:: EXERCISE DETAILS ::
Filter the entries below, keeping every line that has the word "which".

--- start MATERIAL ---

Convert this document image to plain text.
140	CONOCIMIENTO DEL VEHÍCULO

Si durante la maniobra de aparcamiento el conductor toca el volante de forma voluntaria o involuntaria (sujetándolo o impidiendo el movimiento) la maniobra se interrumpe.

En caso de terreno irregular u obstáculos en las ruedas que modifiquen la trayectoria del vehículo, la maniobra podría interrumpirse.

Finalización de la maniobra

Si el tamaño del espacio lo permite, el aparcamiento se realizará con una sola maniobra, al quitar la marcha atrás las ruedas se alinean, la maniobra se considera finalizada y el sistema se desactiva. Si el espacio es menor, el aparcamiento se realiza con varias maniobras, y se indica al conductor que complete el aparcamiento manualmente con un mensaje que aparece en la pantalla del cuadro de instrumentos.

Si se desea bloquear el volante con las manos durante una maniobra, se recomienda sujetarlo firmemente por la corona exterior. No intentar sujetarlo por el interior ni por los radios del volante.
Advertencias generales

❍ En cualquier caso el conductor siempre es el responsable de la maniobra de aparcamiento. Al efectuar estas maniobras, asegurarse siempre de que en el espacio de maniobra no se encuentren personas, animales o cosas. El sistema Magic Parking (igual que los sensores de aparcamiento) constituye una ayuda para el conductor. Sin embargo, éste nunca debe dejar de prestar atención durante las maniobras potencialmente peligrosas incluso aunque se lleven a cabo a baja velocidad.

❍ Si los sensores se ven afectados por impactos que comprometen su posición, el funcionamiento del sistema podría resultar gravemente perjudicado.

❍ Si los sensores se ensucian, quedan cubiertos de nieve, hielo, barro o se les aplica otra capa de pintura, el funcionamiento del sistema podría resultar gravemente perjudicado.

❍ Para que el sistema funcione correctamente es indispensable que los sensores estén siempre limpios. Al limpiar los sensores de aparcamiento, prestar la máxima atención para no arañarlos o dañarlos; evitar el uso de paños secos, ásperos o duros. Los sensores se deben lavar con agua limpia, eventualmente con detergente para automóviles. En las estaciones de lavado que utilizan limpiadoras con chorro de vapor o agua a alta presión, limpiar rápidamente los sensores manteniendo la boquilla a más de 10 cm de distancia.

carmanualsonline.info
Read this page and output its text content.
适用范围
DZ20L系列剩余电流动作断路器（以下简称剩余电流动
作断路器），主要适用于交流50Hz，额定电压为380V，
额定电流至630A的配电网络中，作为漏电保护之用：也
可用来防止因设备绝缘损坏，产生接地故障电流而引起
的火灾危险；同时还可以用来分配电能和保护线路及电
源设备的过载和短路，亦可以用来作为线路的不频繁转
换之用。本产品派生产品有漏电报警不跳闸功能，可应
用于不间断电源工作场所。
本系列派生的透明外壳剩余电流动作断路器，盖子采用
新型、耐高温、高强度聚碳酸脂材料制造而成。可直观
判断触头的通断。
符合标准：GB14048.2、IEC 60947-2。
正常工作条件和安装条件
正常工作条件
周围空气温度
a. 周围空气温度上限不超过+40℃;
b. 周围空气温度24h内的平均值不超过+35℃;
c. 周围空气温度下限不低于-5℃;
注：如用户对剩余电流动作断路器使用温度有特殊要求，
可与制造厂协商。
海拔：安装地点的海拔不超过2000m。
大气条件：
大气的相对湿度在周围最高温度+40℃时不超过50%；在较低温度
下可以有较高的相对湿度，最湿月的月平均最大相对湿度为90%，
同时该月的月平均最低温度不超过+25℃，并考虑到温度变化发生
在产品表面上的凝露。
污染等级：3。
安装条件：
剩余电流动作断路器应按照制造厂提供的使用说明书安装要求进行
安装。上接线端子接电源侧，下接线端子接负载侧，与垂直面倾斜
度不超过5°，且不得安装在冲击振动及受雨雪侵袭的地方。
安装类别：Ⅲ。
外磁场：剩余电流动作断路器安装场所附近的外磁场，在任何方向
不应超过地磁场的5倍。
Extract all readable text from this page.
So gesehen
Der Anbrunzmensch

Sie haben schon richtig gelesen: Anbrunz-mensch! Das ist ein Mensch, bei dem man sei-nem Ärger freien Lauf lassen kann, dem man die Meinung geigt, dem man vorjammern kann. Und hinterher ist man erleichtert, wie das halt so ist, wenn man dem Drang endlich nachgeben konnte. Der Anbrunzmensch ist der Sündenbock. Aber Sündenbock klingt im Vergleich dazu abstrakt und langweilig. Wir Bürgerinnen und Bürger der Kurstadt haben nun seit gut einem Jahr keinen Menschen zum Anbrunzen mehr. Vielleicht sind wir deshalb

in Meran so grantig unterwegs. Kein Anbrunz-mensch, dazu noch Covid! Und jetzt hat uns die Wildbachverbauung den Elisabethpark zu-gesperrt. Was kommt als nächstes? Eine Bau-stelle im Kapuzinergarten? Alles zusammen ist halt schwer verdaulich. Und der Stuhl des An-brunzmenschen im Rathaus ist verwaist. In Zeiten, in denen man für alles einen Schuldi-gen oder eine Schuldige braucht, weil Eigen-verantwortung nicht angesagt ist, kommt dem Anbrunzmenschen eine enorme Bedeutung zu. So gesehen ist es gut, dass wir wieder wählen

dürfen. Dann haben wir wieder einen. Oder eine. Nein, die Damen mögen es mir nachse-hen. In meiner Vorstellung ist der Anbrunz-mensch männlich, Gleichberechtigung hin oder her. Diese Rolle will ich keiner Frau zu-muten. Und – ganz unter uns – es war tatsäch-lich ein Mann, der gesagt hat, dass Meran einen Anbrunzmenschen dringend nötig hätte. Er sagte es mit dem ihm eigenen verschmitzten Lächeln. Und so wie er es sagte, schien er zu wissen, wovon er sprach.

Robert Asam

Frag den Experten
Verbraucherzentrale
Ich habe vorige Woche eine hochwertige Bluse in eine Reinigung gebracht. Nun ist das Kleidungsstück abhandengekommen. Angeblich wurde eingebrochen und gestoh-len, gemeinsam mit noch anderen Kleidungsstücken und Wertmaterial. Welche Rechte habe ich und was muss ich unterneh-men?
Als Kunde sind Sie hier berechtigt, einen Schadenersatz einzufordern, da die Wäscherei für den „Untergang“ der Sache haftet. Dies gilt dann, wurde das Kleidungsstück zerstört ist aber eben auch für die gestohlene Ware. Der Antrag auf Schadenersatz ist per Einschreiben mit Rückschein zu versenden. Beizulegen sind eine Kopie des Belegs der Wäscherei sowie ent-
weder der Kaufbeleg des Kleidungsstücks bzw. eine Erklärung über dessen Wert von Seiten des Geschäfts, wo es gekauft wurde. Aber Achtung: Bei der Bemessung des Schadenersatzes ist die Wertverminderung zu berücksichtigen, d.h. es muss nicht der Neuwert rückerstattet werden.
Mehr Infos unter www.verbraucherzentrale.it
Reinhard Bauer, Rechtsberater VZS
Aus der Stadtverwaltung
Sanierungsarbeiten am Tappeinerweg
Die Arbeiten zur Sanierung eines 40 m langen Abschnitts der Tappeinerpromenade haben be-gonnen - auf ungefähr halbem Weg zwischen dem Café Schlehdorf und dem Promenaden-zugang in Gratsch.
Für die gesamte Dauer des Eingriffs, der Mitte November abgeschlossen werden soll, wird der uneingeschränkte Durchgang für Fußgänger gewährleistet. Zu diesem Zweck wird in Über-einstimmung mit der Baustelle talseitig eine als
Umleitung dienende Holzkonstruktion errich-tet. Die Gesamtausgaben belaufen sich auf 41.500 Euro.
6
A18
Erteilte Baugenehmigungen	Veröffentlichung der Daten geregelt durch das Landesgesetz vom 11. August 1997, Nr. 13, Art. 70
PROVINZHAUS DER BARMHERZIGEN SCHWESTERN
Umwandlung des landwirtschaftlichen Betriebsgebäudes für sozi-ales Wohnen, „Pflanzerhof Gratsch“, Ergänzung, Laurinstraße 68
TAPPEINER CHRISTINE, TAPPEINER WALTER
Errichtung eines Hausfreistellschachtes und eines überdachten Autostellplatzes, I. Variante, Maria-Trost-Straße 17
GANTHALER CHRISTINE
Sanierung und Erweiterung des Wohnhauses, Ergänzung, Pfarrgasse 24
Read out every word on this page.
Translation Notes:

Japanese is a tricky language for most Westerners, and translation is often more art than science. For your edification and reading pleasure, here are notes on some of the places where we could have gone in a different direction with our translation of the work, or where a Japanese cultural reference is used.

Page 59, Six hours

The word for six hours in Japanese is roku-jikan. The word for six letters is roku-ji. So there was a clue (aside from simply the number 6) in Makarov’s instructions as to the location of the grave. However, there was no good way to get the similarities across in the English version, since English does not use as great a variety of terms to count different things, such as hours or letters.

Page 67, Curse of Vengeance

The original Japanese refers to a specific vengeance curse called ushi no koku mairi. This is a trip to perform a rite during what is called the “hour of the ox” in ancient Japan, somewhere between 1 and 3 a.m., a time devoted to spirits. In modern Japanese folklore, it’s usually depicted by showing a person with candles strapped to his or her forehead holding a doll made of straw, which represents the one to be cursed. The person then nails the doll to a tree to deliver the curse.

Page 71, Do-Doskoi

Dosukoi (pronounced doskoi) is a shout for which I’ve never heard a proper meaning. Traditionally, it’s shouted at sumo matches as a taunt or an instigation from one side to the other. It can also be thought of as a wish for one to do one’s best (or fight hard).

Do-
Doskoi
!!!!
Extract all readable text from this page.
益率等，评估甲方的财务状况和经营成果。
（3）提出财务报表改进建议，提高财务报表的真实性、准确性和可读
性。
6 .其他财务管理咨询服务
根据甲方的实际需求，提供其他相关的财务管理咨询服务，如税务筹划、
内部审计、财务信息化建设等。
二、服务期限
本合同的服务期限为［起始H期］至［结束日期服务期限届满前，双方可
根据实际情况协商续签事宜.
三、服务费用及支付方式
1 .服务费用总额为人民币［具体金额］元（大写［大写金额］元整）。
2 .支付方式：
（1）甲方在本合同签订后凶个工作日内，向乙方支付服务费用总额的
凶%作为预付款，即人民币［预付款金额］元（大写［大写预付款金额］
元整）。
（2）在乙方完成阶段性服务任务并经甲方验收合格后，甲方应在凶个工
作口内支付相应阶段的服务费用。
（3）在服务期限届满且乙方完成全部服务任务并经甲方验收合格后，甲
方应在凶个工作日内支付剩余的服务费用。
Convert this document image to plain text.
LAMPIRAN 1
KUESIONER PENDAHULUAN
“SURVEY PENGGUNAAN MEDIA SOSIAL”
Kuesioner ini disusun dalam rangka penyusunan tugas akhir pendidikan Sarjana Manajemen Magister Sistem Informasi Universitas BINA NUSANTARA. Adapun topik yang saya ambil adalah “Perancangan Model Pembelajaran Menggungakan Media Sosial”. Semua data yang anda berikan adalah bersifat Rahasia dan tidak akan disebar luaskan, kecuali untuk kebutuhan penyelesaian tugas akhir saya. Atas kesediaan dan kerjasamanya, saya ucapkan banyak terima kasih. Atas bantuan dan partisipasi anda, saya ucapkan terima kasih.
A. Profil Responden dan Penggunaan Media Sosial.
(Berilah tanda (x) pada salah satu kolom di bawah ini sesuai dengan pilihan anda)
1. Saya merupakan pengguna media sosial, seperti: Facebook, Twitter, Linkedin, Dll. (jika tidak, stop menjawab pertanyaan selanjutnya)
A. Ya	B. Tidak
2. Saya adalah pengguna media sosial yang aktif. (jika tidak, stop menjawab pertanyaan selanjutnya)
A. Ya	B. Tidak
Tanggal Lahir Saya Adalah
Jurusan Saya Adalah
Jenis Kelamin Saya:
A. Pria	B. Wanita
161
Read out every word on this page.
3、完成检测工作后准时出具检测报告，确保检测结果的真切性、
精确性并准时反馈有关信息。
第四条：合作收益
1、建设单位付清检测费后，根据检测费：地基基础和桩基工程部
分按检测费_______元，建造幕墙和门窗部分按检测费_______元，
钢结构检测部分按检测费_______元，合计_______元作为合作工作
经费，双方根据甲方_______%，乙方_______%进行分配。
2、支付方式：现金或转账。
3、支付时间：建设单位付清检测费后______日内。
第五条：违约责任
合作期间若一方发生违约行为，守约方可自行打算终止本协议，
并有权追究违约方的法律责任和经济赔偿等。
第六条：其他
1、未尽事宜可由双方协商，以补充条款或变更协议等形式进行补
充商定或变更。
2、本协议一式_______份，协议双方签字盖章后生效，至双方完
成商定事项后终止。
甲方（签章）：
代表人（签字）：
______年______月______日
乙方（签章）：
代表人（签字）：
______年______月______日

--- end MATERIAL ---

:: SOLVED PROBLEM ::
The original Japanese refers to a specific vengeance curse called ushi no koku mairi. This is a trip to perform a rite during what is called the “hour of the ox” in ancient Japan, somewhere between 1 and 3 a.m., a time devoted to spirits. In modern Japanese folklore, it’s usually depicted by showing a person with candles strapped to his or her forehead holding a doll made of straw, which represents the one to be cursed. The person then nails the doll to a tree to deliver the curse.
Dosukoi (pronounced doskoi) is a shout for which I’ve never heard a proper meaning. Traditionally, it’s shouted at sumo matches as a taunt or an instigation from one side to the other. It can also be thought of as a wish for one to do one’s best (or fight hard).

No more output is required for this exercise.